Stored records
- - - - -

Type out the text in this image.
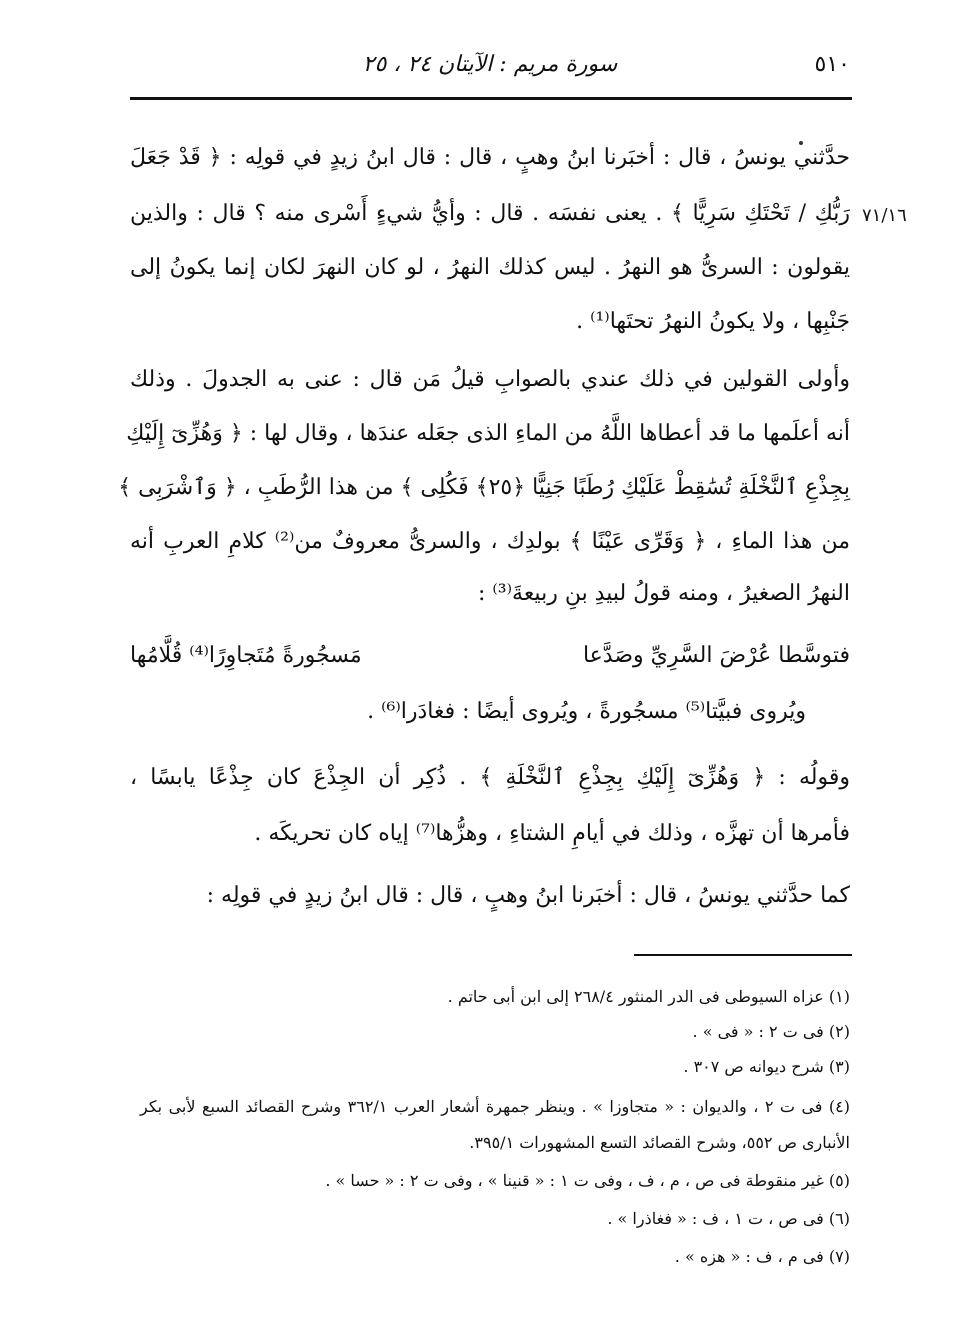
٥١٠
سورة مريم : الآيتان ٢٤ ، ٢٥
حدَّثني يونسُ ، قال : أخبَرنا ابنُ وهبٍ ، قال : قال ابنُ زيدٍ في قولِه : ﴿ قَدْ جَعَلَ
٧١/١٦
رَبُّكِ / تَحْتَكِ سَرِيًّا ﴾ . يعنى نفسَه . قال : وأيُّ شيءٍ أَسْرى منه ؟ قال : والذين
يقولون : السرىُّ هو النهرُ . ليس كذلك النهرُ ، لو كان النهرَ لكان إنما يكونُ إلى
جَنْبِها ، ولا يكونُ النهرُ تحتَها⁽¹⁾ .
وأولى القولين في ذلك عندي بالصوابِ قيلُ مَن قال : عنى به الجدولَ . وذلك
أنه أعلَمها ما قد أعطاها اللَّهُ من الماءِ الذى جعَله عندَها ، وقال لها : ﴿ وَهُزِّىٓ إِلَيْكِ
بِجِذْعِ ٱلنَّخْلَةِ تُسَٰقِطْ عَلَيْكِ رُطَبًا جَنِيًّا ﴿٢٥﴾ فَكُلِى ﴾ من هذا الرُّطَبِ ، ﴿ وَٱشْرَبِى ﴾
من هذا الماءِ ، ﴿ وَقَرِّى عَيْنًا ﴾ بولدِك ، والسرىُّ معروفٌ من⁽²⁾ كلامِ العربِ أنه
النهرُ الصغيرُ ، ومنه قولُ لبيدِ بنِ ربيعةَ⁽³⁾ :
فتوسَّطا عُرْضَ السَّرِيِّ وصَدَّعا
مَسجُورةً مُتَجاوِرًا⁽⁴⁾ قُلَّامُها
ويُروى فبيَّتا⁽⁵⁾ مسجُورةً ، ويُروى أيضًا : فغادَرا⁽⁶⁾ .
وقولُه : ﴿ وَهُزِّىٓ إِلَيْكِ بِجِذْعِ ٱلنَّخْلَةِ ﴾ . ذُكِر أن الجِذْعَ كان جِذْعًا يابسًا ،
فأمرها أن تهزَّه ، وذلك في أيامِ الشتاءِ ، وهزُّها⁽⁷⁾ إياه كان تحريكَه .
كما حدَّثني يونسُ ، قال : أخبَرنا ابنُ وهبٍ ، قال : قال ابنُ زيدٍ في قولِه :
(١) عزاه السيوطى فى الدر المنثور ٢٦٨/٤ إلى ابن أبى حاتم .
(٢) فى ت ٢ : « فى » .
(٣) شرح ديوانه ص ٣٠٧ .
(٤) فى ت ٢ ، والديوان : « متجاوزا » . وينظر جمهرة أشعار العرب ٣٦٢/١ وشرح القصائد السبع لأبى بكر
الأنبارى ص ٥٥٢، وشرح القصائد التسع المشهورات ٣٩٥/١.
(٥) غير منقوطة فى ص ، م ، ف ، وفى ت ١ : « قنينا » ، وفى ت ٢ : « حسا » .
(٦) فى ص ، ت ١ ، ف : « فغاذرا » .
(٧) فى م ، ف : « هزه » .
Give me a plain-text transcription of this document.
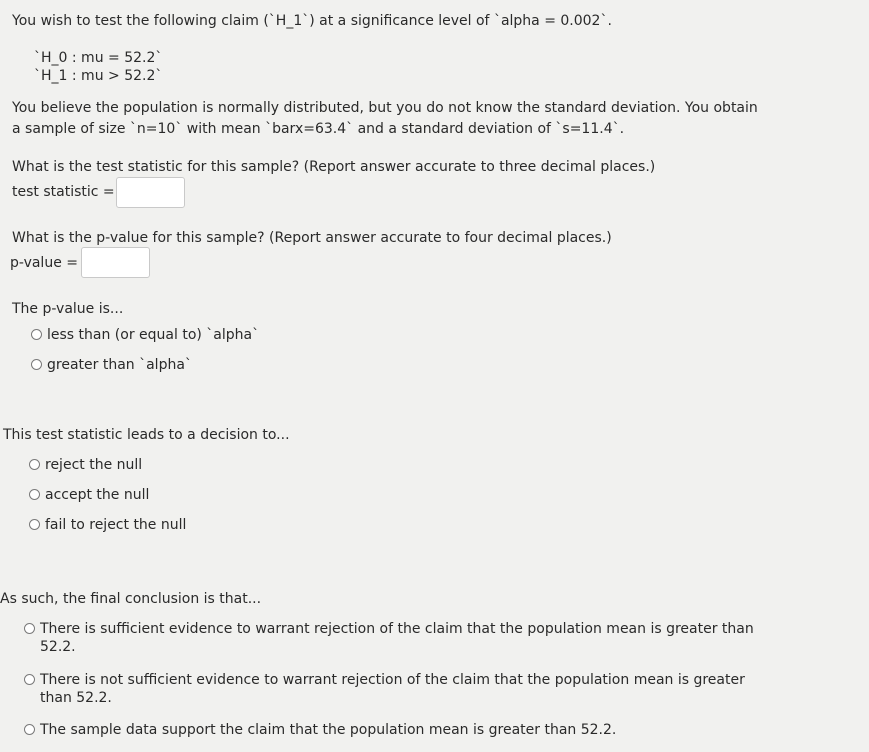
You wish to test the following claim (`H_1`) at a significance level of `alpha = 0.002`.
`H_0 : mu = 52.2`
`H_1 : mu > 52.2`
You believe the population is normally distributed, but you do not know the standard deviation. You obtain
a sample of size `n=10` with mean `barx=63.4` and a standard deviation of `s=11.4`.
What is the test statistic for this sample? (Report answer accurate to three decimal places.)
test statistic =
What is the p-value for this sample? (Report answer accurate to four decimal places.)
p-value =
The p-value is...
less than (or equal to) `alpha`
greater than `alpha`
This test statistic leads to a decision to...
reject the null
accept the null
fail to reject the null
As such, the final conclusion is that...
There is sufficient evidence to warrant rejection of the claim that the population mean is greater than 52.2.
There is not sufficient evidence to warrant rejection of the claim that the population mean is greater than 52.2.
The sample data support the claim that the population mean is greater than 52.2.
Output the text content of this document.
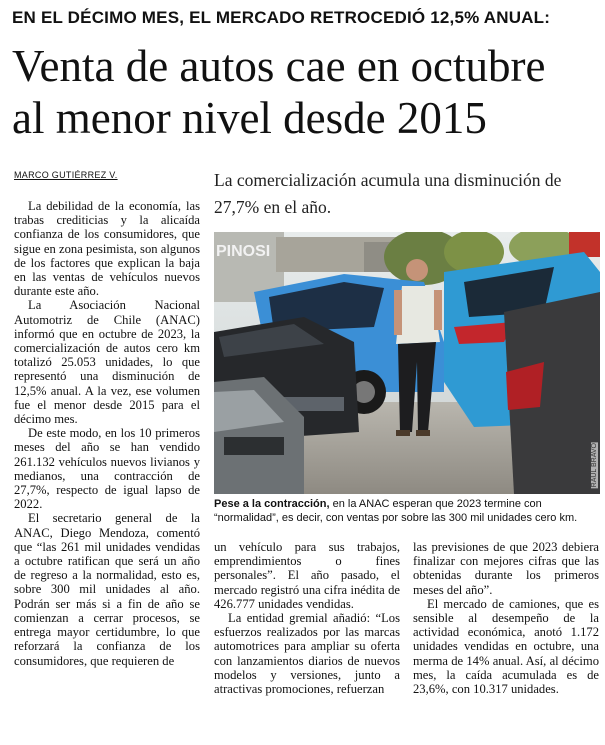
EN EL DÉCIMO MES, EL MERCADO RETROCEDIÓ 12,5% ANUAL:
Venta de autos cae en octubre
al menor nivel desde 2015
MARCO GUTIÉRREZ V.	La comercialización acumula una disminución de 27,7% en el año.

La debilidad de la economía, las trabas crediticias y la alicaída confianza de los consumidores, que sigue en zona pesimista, son algunos de los factores que explican la baja en las ventas de vehículos nuevos durante este año.

La Asociación Nacional Automotriz de Chile (ANAC) informó que en octubre de 2023, la comercialización de autos cero km totalizó 25.053 unidades, lo que representó una disminución de 12,5% anual. A la vez, ese volumen fue el menor desde 2015 para el décimo mes.

De este modo, en los 10 primeros meses del año se han vendido 261.132 vehículos nuevos livianos y medianos, una contracción de 27,7%, respecto de igual lapso de 2022.

El secretario general de la ANAC, Diego Mendoza, comentó que “las 261 mil unidades vendidas a octubre ratifican que será un año de regreso a la normalidad, esto es, sobre 300 mil unidades al año. Podrán ser más si a fin de año se comienzan a cerrar procesos, se entrega mayor certidumbre, lo que reforzará la confianza de los consumidores, que requieren de

PINOSI
RAUL BRAVO
Pese a la contracción, en la ANAC esperan que 2023 termine con “normalidad”, es decir, con ventas por sobre las 300 mil unidades cero km.

un vehículo para sus trabajos, emprendimientos o fines personales”. El año pasado, el mercado registró una cifra inédita de 426.777 unidades vendidas.

La entidad gremial añadió: “Los esfuerzos realizados por las marcas automotrices para ampliar su oferta con lanzamientos diarios de nuevos modelos y versiones, junto a atractivas promociones, refuerzan

las previsiones de que 2023 debiera finalizar con mejores cifras que las obtenidas durante los primeros meses del año”.

El mercado de camiones, que es sensible al desempeño de la actividad económica, anotó 1.172 unidades vendidas en octubre, una merma de 14% anual. Así, al décimo mes, la caída acumulada es de 23,6%, con 10.317 unidades.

- - - - -

WRITTEN INSTRUCTION: Show each line of the data that contains the string "null".

EXPECTED ANSWER:
reject the null
accept the null
fail to reject the null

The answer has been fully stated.